> [Conjunto de tareas]
• a. De acuerdo con el texto sobre Cádiz, Sevilla y Málaga, ¿cuándo se inauguró la noria instalada en el puerto malagueño?
• b. Traduzca al inglés esta oración del texto sobre Cádiz, Sevilla y Málaga: «Hay que apresurarse, porque la noria es provisional.»

Interesante pasar por la plaza del Tío la Tiza, donde en verano encontramos el mejor pescado fresco precisamente en la Taberna del Tío La Tiza. Situado en el centro histórico, el nombre se debe a que antes de su urbanización, a partir del siglo XVIII, en esta zona se cultivaba la vid. Un barrio privilegiado con vistas a La Caleta, escenario que ha inspirado a poetas y músicos. Para una experiencia de mesa y mantel conviene salir un poco de Cádiz hasta el Puerto de Santa María y conocer, si aún no lo hemos hecho, la cocina de quien mejor defiende el entorno marino y sus productos, Ángel León. Porque Aponiente es sin duda una extensión del mar. Algo más informal es la recién inaugurada Taberna del Chef del Mar, con mesas altas en un local con ambiente marinero (no podría ser de otra forma) y donde tapear a un precio asequible.
Cuando se visita Sevilla por primera vez, hay que subir sí o sí a la Giralda. Bueno, y la segunda, la tercera y la cuarta. Si a la quinta la vista se nos queda corta y conocemos cada recodo del Parque de María Luisa, es el momento de probar con algo más. La Catedral sevillana, además de impresionar por dentro y por fuera, guarda uno de sus mejores secretos justo en sus cubiertas. Recorrerlas en pequeños grupos, es sentirse como un gato curioseando por los tejados. Atención que no vale solamente admirar las vistas sino que debemos fijarnos en el suelo. Esas líneas blancas que iremos viendo son anotaciones que los arquitectos fueron haciendo y con las que se guiaban a los canteros para que tuvieran patrones de corte de los materiales de construcción.
¿Quieres saber más? La curiosidad es también cosa de gatos así que la próxima vez que estés en Sevilla, sube a lo más alto de la Catedral. Pero como en algún momento hay que bajar, sin duda la mejor propuesta es, una vez en tierra, buscar una de esas famosas freidurías. Que no nos confundan los cucuruchos de papel que muchos llevan por la calle, no son churros sino posiblemente el mejor pescaíto frito que probemos en una provincia sin salida al mar. Una de las más concurridas por los sevillanos está en el barrio de Triana, la Freiduría Reina Victoria.
Si tu excusa para no ir a Málaga es que ya conoces la ciudad, es porque no la has visto desde las alturas. Inaugurada en verano de 2015, la noria instalada en el puerto nos permite tener una visión compartida al 50% por tierra y mar. Nada tienen que envidiar los malagueños al London Eye de Londres, ya que un día de buena visibilidad (y aquí saben de cielos claros), nuestra vista alcanzaría los 30 kilómetros. Hay que apresurarse, porque la noria es provisional. Si estás posponiendo tu visita a Málaga, no lo hagas. La capital andaluza se vive desde el suelo pero se disfruta desde las alturas.

> [Material recopilado]

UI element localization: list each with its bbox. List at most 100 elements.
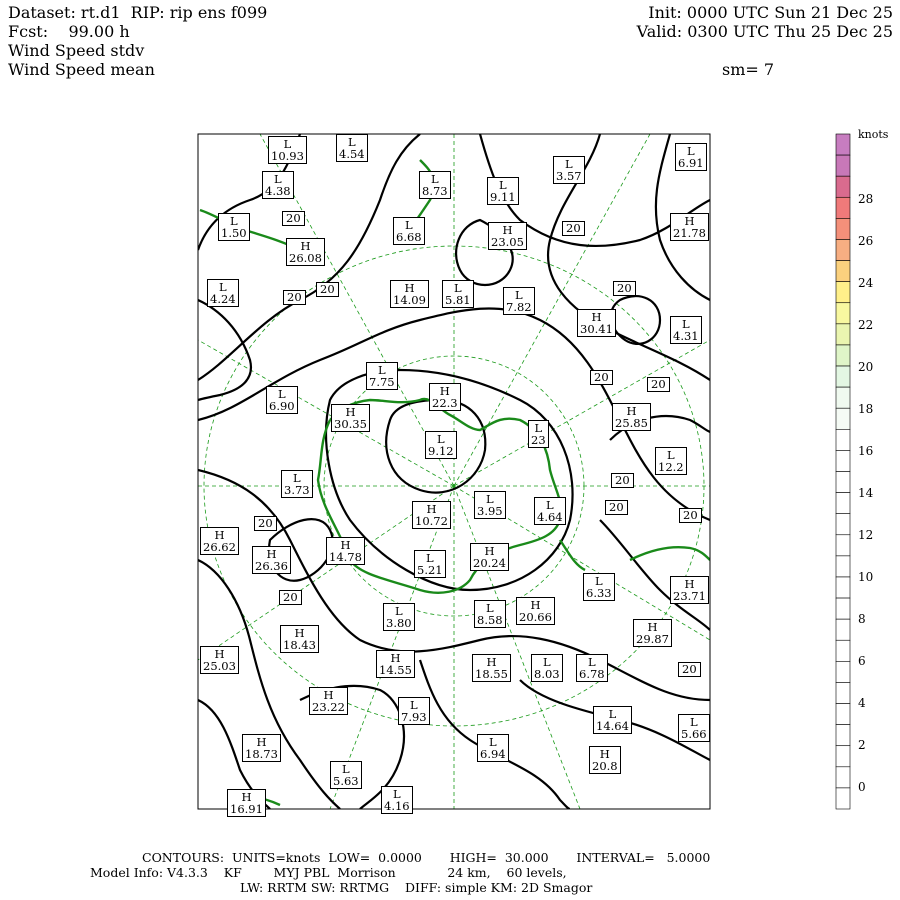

> [Respuestas correctas]
• a. En verano de 2015.

• b. You have to hurry, because the Ferris wheel is temporary.